### ENTRIES

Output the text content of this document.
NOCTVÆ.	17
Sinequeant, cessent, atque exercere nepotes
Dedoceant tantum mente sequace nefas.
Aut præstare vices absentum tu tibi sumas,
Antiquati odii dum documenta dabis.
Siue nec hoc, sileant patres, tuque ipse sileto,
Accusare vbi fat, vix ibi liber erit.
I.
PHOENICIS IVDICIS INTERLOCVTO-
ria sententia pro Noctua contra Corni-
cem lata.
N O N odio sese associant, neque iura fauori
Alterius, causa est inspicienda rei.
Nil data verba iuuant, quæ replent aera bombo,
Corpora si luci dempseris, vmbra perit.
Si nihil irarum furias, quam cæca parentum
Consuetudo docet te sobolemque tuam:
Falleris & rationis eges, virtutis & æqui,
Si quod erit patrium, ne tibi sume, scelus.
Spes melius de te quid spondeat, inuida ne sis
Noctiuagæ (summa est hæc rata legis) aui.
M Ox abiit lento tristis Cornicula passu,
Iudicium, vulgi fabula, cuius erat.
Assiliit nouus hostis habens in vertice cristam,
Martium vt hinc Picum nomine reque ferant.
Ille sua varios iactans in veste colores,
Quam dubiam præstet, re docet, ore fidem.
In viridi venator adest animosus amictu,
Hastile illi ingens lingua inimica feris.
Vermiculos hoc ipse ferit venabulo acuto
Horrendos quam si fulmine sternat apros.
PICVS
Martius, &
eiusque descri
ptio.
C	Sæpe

######

Quote the material exactly, leaving nothing out.

Output the text content of this document.
NOCTVÆ.	17
Sinequeant, cessent, atque exercere nepotes
Dedoceant tantum mente sequace nefas.
Aut præstare vices absentum tu tibi sumas,
Antiquati odii dum documenta dabis.
Siue nec hoc, sileant patres, tuque ipse sileto,
Accusare vbi fat, vix ibi liber erit.
I.
PHOENICIS IVDICIS INTERLOCVTO-
ria sententia pro Noctua contra Corni-
cem lata.
N O N odio sese associant, neque iura fauori
Alterius, causa est inspicienda rei.
Nil data verba iuuant, quæ replent aera bombo,
Corpora si luci dempseris, vmbra perit.
Si nihil irarum furias, quam cæca parentum
Consuetudo docet te sobolemque tuam:
Falleris & rationis eges, virtutis & æqui,
Si quod erit patrium, ne tibi sume, scelus.
Spes melius de te quid spondeat, inuida ne sis
Noctiuagæ (summa est hæc rata legis) aui.
M Ox abiit lento tristis Cornicula passu,
Iudicium, vulgi fabula, cuius erat.
Assiliit nouus hostis habens in vertice cristam,
Martium vt hinc Picum nomine reque ferant.
Ille sua varios iactans in veste colores,
Quam dubiam præstet, re docet, ore fidem.
In viridi venator adest animosus amictu,
Hastile illi ingens lingua inimica feris.
Vermiculos hoc ipse ferit venabulo acuto
Horrendos quam si fulmine sternat apros.
PICVS
Martius, &
eiusque descri
ptio.
C	Sæpe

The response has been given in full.